**Records**
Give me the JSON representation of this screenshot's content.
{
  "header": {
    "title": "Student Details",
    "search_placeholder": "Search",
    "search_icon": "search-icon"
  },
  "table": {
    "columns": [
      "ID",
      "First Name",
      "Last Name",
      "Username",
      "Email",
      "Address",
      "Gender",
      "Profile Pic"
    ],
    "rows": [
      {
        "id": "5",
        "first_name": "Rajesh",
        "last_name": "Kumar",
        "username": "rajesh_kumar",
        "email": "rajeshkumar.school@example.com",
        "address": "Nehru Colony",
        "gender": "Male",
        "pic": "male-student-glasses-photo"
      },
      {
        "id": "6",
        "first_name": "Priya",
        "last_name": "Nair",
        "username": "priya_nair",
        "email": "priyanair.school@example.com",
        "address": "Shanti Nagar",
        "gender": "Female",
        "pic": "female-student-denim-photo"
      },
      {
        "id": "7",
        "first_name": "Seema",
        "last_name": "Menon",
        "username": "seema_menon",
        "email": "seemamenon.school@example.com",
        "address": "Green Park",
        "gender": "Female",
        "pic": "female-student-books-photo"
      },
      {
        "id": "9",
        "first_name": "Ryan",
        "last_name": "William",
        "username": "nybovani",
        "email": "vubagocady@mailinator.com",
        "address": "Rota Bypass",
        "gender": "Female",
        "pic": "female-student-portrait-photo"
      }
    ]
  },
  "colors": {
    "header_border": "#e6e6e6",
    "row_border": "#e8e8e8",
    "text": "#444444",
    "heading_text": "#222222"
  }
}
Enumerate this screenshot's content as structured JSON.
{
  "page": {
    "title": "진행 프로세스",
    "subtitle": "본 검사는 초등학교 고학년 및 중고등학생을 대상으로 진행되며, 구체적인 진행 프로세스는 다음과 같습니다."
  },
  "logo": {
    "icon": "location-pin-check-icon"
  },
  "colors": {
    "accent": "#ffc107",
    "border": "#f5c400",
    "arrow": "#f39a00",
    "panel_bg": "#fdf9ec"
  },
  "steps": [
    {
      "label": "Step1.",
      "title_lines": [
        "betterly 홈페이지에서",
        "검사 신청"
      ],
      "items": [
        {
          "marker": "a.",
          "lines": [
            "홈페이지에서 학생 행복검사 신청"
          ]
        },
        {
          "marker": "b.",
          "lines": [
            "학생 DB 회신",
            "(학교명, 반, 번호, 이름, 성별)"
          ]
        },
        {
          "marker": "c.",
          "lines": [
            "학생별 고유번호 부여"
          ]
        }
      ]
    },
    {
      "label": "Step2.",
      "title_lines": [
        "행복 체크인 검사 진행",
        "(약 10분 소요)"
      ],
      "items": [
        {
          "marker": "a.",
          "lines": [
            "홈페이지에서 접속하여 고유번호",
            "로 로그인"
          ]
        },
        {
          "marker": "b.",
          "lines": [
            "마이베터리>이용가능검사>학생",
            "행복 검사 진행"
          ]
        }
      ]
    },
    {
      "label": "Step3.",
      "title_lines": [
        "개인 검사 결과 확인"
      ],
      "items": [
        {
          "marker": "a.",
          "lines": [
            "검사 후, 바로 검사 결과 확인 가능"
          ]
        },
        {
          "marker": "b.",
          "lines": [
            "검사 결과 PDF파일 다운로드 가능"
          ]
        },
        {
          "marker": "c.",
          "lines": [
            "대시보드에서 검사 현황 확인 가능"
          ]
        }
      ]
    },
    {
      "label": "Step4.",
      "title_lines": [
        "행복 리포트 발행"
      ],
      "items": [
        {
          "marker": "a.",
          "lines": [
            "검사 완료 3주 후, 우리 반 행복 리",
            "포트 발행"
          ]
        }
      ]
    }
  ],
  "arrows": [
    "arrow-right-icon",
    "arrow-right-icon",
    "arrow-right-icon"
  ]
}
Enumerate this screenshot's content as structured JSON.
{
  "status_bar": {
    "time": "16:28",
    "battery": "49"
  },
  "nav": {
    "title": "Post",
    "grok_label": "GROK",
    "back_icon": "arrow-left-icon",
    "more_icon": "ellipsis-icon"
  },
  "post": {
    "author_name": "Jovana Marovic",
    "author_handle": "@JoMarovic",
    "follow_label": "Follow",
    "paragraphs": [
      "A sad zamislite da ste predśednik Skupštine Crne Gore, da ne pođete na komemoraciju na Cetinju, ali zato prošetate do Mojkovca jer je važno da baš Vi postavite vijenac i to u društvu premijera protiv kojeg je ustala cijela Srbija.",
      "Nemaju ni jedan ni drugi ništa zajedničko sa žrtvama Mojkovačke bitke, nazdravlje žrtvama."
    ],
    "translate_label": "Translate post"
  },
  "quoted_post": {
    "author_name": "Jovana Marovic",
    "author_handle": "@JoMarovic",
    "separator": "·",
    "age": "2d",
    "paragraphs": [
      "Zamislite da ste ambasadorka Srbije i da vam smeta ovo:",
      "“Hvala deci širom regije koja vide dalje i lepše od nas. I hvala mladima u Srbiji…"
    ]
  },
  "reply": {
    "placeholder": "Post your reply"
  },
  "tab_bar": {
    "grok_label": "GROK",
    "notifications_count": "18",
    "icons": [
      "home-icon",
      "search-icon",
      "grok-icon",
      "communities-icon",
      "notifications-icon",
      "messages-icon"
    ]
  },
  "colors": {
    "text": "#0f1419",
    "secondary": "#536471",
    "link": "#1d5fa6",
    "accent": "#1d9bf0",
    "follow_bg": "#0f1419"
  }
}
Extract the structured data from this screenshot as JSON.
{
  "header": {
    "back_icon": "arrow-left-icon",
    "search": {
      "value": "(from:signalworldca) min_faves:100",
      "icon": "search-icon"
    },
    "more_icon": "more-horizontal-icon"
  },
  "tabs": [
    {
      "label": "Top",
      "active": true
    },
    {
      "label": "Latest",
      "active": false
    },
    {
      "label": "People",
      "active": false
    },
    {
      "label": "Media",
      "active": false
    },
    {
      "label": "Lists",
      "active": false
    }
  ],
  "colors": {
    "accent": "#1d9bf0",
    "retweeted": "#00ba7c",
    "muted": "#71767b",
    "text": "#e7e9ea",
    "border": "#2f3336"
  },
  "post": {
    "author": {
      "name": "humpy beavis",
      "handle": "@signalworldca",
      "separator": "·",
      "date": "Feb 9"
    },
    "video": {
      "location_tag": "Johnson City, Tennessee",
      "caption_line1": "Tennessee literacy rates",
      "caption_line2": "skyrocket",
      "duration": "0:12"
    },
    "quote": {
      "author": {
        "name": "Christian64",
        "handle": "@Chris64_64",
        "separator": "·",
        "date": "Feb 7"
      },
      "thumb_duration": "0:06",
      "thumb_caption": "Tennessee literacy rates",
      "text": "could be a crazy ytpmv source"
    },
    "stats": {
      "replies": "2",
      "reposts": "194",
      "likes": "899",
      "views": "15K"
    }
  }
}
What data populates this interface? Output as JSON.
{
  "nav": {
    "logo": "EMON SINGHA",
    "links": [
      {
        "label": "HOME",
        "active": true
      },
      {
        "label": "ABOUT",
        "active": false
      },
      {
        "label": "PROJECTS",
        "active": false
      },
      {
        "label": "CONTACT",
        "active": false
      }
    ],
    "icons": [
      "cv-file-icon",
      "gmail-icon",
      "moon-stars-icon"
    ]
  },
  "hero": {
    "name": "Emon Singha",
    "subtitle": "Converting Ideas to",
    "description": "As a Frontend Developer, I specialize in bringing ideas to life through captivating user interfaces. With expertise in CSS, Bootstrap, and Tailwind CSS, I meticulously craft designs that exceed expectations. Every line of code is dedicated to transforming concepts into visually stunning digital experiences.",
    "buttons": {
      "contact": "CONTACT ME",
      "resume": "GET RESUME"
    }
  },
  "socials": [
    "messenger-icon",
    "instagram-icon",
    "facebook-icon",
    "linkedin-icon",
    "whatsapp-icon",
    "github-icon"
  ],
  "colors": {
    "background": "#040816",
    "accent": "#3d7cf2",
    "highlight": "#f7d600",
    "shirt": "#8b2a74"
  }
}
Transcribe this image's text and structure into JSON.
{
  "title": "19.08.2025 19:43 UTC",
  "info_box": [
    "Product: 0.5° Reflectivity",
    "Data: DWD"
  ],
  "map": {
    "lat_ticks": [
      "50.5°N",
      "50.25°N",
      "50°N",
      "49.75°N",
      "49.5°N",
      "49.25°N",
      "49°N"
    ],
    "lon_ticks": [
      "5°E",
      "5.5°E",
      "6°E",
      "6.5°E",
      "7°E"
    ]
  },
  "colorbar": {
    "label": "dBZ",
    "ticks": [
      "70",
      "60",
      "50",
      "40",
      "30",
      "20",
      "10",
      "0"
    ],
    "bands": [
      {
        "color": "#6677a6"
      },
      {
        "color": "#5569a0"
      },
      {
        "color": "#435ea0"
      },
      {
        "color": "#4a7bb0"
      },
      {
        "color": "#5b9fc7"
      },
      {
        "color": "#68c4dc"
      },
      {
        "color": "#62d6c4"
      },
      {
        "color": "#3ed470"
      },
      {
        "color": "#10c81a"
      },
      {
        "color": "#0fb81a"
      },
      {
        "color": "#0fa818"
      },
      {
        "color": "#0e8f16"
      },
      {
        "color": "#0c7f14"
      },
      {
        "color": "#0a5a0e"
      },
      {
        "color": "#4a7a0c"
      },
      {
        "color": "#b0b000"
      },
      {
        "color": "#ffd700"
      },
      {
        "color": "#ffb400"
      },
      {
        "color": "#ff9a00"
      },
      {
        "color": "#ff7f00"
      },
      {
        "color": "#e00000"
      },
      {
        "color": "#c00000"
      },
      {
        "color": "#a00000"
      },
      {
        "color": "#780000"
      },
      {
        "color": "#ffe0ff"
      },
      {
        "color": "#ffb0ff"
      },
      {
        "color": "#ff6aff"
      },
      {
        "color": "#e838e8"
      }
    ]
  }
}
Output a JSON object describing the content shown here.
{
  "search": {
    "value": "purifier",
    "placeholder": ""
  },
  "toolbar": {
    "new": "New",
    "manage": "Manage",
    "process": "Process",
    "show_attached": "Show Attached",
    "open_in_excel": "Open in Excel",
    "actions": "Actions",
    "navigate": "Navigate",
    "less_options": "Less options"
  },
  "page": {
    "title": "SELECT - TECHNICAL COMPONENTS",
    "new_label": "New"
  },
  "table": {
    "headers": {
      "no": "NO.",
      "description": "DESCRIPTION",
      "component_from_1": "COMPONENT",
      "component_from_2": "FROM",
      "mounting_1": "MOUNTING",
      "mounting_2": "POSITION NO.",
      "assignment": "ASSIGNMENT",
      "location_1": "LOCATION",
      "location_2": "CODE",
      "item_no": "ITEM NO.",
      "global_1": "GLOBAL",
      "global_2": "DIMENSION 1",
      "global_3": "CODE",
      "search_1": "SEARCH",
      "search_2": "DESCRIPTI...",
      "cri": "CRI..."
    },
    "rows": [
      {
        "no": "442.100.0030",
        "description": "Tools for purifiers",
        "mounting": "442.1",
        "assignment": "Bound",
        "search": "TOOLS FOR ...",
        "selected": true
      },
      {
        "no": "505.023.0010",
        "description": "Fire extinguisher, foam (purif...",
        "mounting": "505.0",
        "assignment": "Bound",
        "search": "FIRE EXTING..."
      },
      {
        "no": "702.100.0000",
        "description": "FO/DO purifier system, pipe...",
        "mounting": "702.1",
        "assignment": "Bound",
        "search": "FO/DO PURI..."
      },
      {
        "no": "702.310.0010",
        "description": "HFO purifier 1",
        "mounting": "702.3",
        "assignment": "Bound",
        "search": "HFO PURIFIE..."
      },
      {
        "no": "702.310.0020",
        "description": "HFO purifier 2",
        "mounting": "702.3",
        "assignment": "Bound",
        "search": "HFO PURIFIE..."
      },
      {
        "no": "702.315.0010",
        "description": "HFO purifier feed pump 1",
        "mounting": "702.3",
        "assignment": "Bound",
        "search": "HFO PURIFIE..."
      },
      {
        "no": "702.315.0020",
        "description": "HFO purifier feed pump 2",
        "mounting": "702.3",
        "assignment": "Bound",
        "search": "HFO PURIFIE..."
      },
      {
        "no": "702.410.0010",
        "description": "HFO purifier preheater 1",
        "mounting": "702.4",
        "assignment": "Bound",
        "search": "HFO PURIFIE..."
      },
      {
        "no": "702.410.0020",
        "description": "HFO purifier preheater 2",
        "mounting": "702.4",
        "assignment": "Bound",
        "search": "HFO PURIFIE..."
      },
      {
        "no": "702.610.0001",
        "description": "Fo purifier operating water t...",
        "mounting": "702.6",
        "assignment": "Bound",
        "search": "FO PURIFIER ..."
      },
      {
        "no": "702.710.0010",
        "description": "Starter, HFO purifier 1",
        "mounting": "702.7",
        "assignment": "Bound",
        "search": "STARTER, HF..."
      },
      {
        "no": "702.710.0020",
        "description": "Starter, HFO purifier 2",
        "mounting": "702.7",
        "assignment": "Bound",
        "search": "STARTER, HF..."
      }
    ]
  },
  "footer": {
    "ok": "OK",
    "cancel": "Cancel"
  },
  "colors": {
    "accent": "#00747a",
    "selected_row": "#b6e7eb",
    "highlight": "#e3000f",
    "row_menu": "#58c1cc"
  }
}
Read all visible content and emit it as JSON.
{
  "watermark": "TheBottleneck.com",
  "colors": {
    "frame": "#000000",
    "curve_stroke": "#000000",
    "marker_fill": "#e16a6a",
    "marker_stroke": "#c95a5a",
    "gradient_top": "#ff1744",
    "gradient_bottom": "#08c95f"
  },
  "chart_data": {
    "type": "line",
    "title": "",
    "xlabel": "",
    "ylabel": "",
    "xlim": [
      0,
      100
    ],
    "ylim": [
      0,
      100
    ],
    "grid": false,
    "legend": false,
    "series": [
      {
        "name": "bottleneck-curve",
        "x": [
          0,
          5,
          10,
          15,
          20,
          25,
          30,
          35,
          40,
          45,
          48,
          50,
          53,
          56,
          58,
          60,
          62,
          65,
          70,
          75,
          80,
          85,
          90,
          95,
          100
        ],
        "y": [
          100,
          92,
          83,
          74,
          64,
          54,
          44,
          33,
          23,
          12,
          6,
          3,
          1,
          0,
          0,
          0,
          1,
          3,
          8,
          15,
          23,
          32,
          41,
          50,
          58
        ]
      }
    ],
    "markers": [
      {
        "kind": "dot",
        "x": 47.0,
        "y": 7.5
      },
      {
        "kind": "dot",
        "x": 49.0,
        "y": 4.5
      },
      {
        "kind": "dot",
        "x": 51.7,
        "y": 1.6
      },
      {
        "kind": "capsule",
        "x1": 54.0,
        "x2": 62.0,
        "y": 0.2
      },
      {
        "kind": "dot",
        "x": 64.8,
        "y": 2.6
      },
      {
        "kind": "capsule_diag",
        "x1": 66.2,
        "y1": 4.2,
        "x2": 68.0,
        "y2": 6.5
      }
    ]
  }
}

**Directions**
In the material above, show every line where the word "feed" turns up.

**Correct result**
        "description": "HFO purifier feed pump 1",
        "description": "HFO purifier feed pump 2",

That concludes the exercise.